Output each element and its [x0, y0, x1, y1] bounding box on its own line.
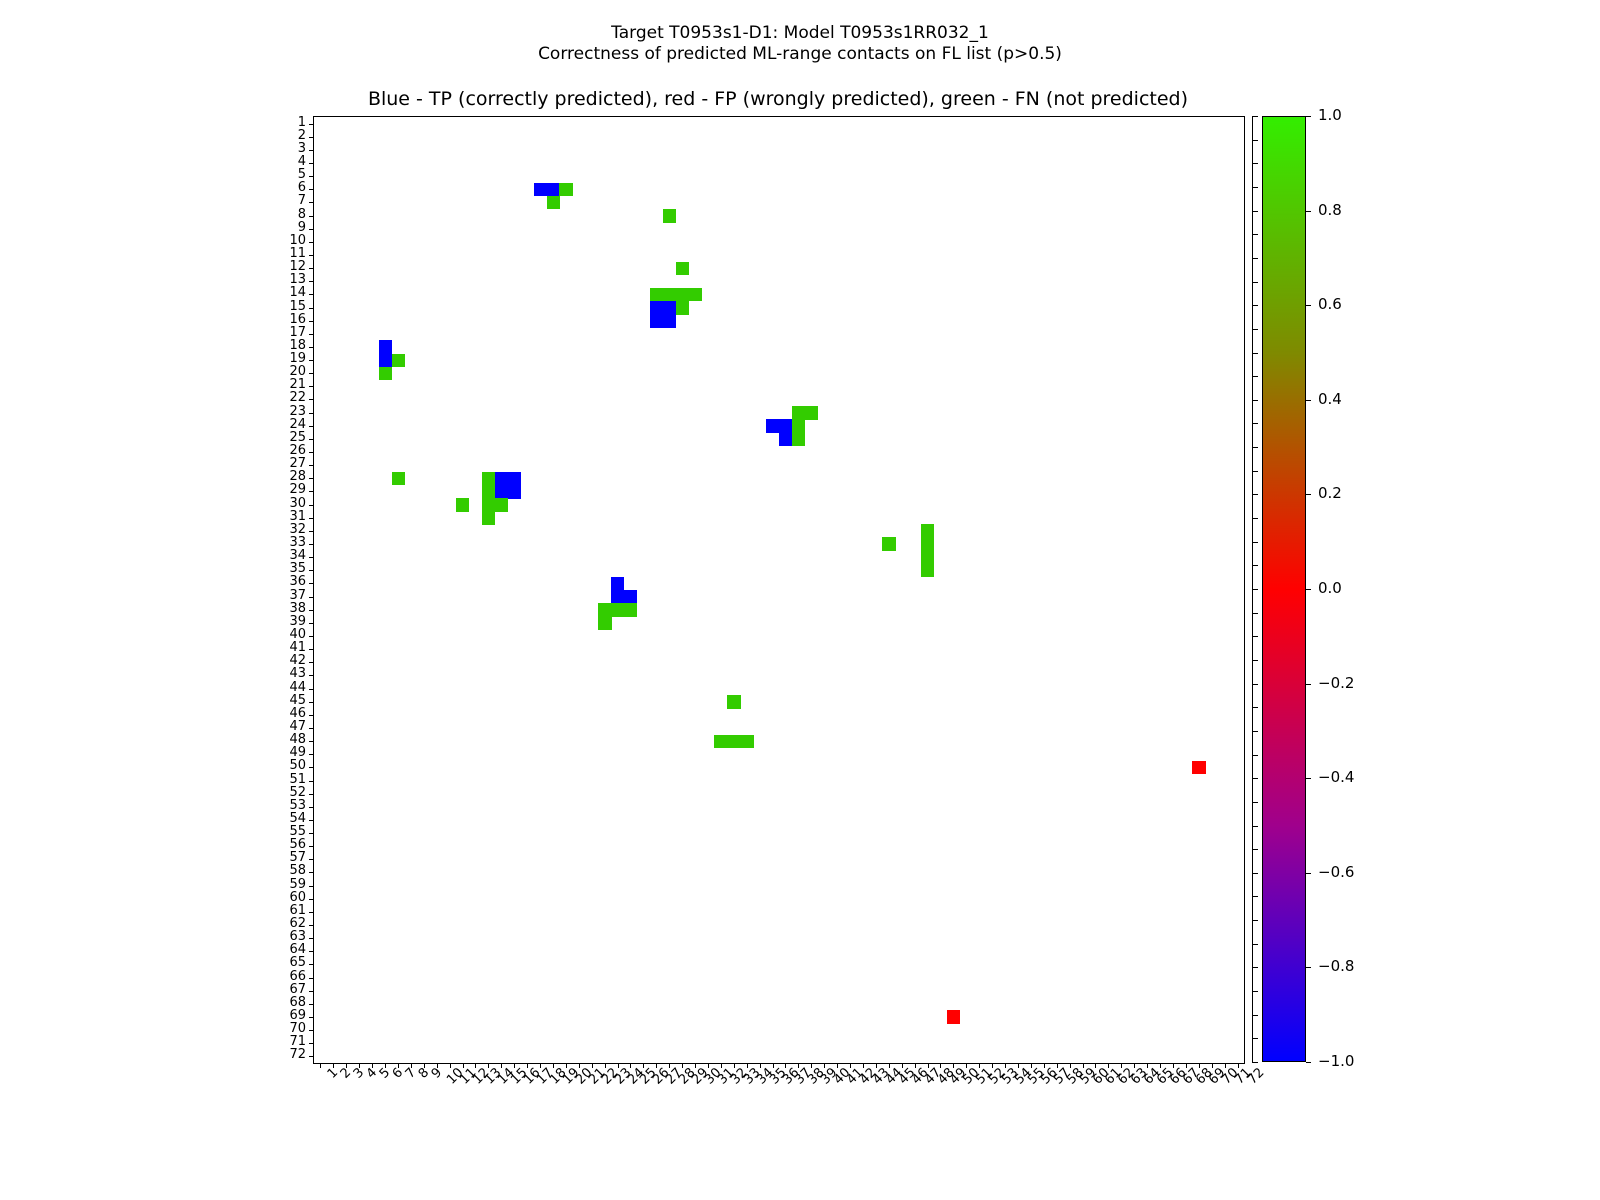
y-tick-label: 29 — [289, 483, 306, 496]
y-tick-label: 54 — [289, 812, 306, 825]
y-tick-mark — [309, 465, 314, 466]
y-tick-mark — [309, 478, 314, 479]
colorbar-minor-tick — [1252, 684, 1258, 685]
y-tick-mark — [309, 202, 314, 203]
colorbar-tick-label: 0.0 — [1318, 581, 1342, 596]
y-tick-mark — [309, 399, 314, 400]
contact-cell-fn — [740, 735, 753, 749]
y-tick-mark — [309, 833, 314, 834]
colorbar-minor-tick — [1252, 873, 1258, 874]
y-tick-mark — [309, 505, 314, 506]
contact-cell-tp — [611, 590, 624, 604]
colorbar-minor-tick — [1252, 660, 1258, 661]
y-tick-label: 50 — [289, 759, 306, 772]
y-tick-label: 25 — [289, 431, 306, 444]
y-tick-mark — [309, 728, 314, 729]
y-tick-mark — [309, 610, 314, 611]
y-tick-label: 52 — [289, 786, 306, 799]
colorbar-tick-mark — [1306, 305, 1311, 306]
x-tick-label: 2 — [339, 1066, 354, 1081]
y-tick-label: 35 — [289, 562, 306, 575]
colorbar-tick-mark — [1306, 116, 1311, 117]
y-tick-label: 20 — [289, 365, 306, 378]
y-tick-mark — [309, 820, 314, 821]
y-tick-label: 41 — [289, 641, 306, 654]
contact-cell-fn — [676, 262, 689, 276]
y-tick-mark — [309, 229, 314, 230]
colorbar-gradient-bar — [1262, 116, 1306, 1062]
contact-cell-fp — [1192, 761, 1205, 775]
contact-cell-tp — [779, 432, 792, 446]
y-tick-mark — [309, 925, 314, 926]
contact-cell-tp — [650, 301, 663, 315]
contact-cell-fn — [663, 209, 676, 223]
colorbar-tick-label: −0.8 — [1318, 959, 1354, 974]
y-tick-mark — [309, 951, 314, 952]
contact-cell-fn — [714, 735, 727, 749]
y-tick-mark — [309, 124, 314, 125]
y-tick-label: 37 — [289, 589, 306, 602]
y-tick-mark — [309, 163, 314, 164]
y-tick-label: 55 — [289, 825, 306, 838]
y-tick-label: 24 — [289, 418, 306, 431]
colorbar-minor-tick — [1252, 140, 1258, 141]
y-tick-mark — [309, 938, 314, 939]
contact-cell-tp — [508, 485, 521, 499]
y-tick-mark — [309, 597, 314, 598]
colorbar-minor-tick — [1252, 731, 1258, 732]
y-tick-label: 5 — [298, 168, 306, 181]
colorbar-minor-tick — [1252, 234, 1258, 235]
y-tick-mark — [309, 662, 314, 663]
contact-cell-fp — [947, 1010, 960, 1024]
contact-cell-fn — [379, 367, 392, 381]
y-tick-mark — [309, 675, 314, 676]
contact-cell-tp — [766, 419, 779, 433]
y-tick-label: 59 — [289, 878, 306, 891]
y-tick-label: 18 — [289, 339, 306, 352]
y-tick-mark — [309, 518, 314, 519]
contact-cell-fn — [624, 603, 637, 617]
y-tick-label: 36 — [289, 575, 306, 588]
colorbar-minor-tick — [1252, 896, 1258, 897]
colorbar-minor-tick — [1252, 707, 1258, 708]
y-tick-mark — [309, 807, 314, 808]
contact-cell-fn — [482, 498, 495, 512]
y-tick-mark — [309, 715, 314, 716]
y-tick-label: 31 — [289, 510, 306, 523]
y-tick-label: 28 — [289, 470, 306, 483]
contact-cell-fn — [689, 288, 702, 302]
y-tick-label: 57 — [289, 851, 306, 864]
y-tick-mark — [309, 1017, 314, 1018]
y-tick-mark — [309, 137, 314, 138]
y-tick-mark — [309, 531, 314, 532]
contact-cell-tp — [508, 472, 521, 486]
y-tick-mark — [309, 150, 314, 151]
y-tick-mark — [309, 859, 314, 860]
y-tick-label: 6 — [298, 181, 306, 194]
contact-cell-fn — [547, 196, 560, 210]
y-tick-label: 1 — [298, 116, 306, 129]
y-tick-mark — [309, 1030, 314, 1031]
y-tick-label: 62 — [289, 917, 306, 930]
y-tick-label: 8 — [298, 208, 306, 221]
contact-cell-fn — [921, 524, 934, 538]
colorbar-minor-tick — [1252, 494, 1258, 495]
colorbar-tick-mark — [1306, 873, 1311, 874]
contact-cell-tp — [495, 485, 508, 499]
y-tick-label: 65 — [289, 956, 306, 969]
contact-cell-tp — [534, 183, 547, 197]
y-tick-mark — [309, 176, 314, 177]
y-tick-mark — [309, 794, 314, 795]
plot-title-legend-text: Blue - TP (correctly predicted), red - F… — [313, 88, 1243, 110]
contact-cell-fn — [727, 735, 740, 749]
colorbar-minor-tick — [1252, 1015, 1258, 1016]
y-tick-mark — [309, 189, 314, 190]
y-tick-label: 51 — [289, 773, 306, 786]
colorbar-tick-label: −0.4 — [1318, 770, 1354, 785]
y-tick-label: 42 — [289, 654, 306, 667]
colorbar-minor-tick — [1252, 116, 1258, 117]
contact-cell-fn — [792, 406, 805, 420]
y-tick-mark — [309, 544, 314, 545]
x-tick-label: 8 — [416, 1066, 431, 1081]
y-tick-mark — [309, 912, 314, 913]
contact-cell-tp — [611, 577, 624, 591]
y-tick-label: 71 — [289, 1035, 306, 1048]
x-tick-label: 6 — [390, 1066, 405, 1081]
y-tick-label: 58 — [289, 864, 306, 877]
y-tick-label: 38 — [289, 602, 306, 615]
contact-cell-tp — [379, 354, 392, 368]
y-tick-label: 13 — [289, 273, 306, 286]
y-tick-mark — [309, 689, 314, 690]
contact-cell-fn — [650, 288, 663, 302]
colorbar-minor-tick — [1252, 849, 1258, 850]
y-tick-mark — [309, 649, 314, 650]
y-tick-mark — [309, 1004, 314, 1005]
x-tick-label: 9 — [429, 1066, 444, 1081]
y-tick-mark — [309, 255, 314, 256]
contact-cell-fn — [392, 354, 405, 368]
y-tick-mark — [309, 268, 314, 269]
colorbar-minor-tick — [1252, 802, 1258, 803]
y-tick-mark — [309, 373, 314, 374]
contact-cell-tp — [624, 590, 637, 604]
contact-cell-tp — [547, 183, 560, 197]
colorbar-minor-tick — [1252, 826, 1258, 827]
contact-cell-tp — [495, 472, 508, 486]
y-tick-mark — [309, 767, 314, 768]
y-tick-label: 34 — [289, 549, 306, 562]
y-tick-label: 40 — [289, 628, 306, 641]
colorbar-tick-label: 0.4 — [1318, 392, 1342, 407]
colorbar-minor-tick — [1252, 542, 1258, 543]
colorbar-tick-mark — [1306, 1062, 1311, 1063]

· · · · ·

_What you have to do:_ Copy every line of the material above verbatim, leaving out the picture.

_Written reply:_
Output each element and its [x0, y0, x1, y1] bounding box on its own line.
y-tick-label: 29 — [289, 483, 306, 496]
y-tick-label: 54 — [289, 812, 306, 825]
y-tick-mark — [309, 465, 314, 466]
y-tick-mark — [309, 478, 314, 479]
colorbar-minor-tick — [1252, 684, 1258, 685]
y-tick-mark — [309, 202, 314, 203]
colorbar-tick-label: 0.0 — [1318, 581, 1342, 596]
y-tick-mark — [309, 399, 314, 400]
contact-cell-fn — [740, 735, 753, 749]
y-tick-mark — [309, 833, 314, 834]
colorbar-minor-tick — [1252, 873, 1258, 874]
y-tick-mark — [309, 505, 314, 506]
contact-cell-tp — [611, 590, 624, 604]
colorbar-minor-tick — [1252, 660, 1258, 661]
y-tick-label: 50 — [289, 759, 306, 772]
y-tick-label: 25 — [289, 431, 306, 444]
y-tick-mark — [309, 728, 314, 729]
y-tick-mark — [309, 610, 314, 611]
y-tick-label: 52 — [289, 786, 306, 799]
colorbar-tick-mark — [1306, 305, 1311, 306]
x-tick-label: 2 — [339, 1066, 354, 1081]
y-tick-label: 35 — [289, 562, 306, 575]
colorbar-tick-mark — [1306, 116, 1311, 117]
y-tick-label: 20 — [289, 365, 306, 378]
y-tick-mark — [309, 820, 314, 821]
y-tick-label: 41 — [289, 641, 306, 654]
contact-cell-fn — [676, 262, 689, 276]
y-tick-mark — [309, 229, 314, 230]
colorbar-gradient-bar — [1262, 116, 1306, 1062]
contact-cell-fp — [1192, 761, 1205, 775]
contact-cell-tp — [779, 432, 792, 446]
y-tick-mark — [309, 925, 314, 926]
contact-cell-tp — [650, 301, 663, 315]
contact-cell-fn — [663, 209, 676, 223]
colorbar-tick-label: −0.8 — [1318, 959, 1354, 974]
y-tick-mark — [309, 951, 314, 952]
contact-cell-fn — [714, 735, 727, 749]
y-tick-mark — [309, 124, 314, 125]
y-tick-label: 37 — [289, 589, 306, 602]
y-tick-mark — [309, 163, 314, 164]
y-tick-label: 55 — [289, 825, 306, 838]
y-tick-label: 24 — [289, 418, 306, 431]
colorbar-minor-tick — [1252, 140, 1258, 141]
y-tick-mark — [309, 938, 314, 939]
contact-cell-tp — [508, 485, 521, 499]
y-tick-mark — [309, 597, 314, 598]
colorbar-minor-tick — [1252, 731, 1258, 732]
y-tick-label: 5 — [298, 168, 306, 181]
colorbar-minor-tick — [1252, 234, 1258, 235]
y-tick-mark — [309, 662, 314, 663]
contact-cell-fp — [947, 1010, 960, 1024]
contact-cell-fn — [379, 367, 392, 381]
y-tick-mark — [309, 675, 314, 676]
contact-cell-tp — [766, 419, 779, 433]
y-tick-label: 59 — [289, 878, 306, 891]
y-tick-label: 18 — [289, 339, 306, 352]
y-tick-mark — [309, 518, 314, 519]
contact-cell-fn — [624, 603, 637, 617]
y-tick-label: 36 — [289, 575, 306, 588]
colorbar-minor-tick — [1252, 896, 1258, 897]
colorbar-minor-tick — [1252, 707, 1258, 708]
y-tick-mark — [309, 807, 314, 808]
contact-cell-fn — [482, 498, 495, 512]
y-tick-mark — [309, 715, 314, 716]
y-tick-label: 31 — [289, 510, 306, 523]
y-tick-label: 28 — [289, 470, 306, 483]
contact-cell-fn — [689, 288, 702, 302]
y-tick-label: 57 — [289, 851, 306, 864]
y-tick-mark — [309, 1017, 314, 1018]
y-tick-mark — [309, 137, 314, 138]
y-tick-mark — [309, 531, 314, 532]
contact-cell-tp — [508, 472, 521, 486]
y-tick-mark — [309, 150, 314, 151]
y-tick-mark — [309, 859, 314, 860]
y-tick-label: 6 — [298, 181, 306, 194]
contact-cell-fn — [547, 196, 560, 210]
y-tick-label: 1 — [298, 116, 306, 129]
y-tick-mark — [309, 1030, 314, 1031]
y-tick-label: 62 — [289, 917, 306, 930]
y-tick-label: 8 — [298, 208, 306, 221]
contact-cell-fn — [921, 524, 934, 538]
colorbar-minor-tick — [1252, 494, 1258, 495]
colorbar-tick-mark — [1306, 873, 1311, 874]
contact-cell-tp — [495, 485, 508, 499]
y-tick-label: 65 — [289, 956, 306, 969]
contact-cell-tp — [534, 183, 547, 197]
y-tick-mark — [309, 176, 314, 177]
y-tick-mark — [309, 794, 314, 795]
plot-title-legend-text: Blue - TP (correctly predicted), red - F… — [313, 88, 1243, 110]
contact-cell-fn — [727, 735, 740, 749]
colorbar-minor-tick — [1252, 1015, 1258, 1016]
y-tick-mark — [309, 189, 314, 190]
y-tick-label: 51 — [289, 773, 306, 786]
colorbar-tick-label: −0.4 — [1318, 770, 1354, 785]
y-tick-label: 42 — [289, 654, 306, 667]
colorbar-minor-tick — [1252, 116, 1258, 117]
contact-cell-fn — [792, 406, 805, 420]
y-tick-mark — [309, 544, 314, 545]
x-tick-label: 8 — [416, 1066, 431, 1081]
y-tick-mark — [309, 912, 314, 913]
contact-cell-tp — [611, 577, 624, 591]
y-tick-label: 71 — [289, 1035, 306, 1048]
x-tick-label: 6 — [390, 1066, 405, 1081]
y-tick-label: 58 — [289, 864, 306, 877]
y-tick-label: 38 — [289, 602, 306, 615]
contact-cell-tp — [379, 354, 392, 368]
y-tick-label: 13 — [289, 273, 306, 286]
y-tick-mark — [309, 689, 314, 690]
contact-cell-fn — [650, 288, 663, 302]
colorbar-minor-tick — [1252, 849, 1258, 850]
y-tick-mark — [309, 649, 314, 650]
y-tick-mark — [309, 1004, 314, 1005]
x-tick-label: 9 — [429, 1066, 444, 1081]
y-tick-mark — [309, 255, 314, 256]
contact-cell-fn — [392, 354, 405, 368]
y-tick-mark — [309, 268, 314, 269]
colorbar-minor-tick — [1252, 802, 1258, 803]
y-tick-mark — [309, 373, 314, 374]
contact-cell-tp — [624, 590, 637, 604]
contact-cell-tp — [547, 183, 560, 197]
colorbar-minor-tick — [1252, 826, 1258, 827]
contact-cell-tp — [495, 472, 508, 486]
y-tick-mark — [309, 767, 314, 768]
y-tick-label: 34 — [289, 549, 306, 562]
y-tick-label: 40 — [289, 628, 306, 641]
colorbar-tick-label: 0.4 — [1318, 392, 1342, 407]
colorbar-minor-tick — [1252, 542, 1258, 543]
colorbar-tick-mark — [1306, 1062, 1311, 1063]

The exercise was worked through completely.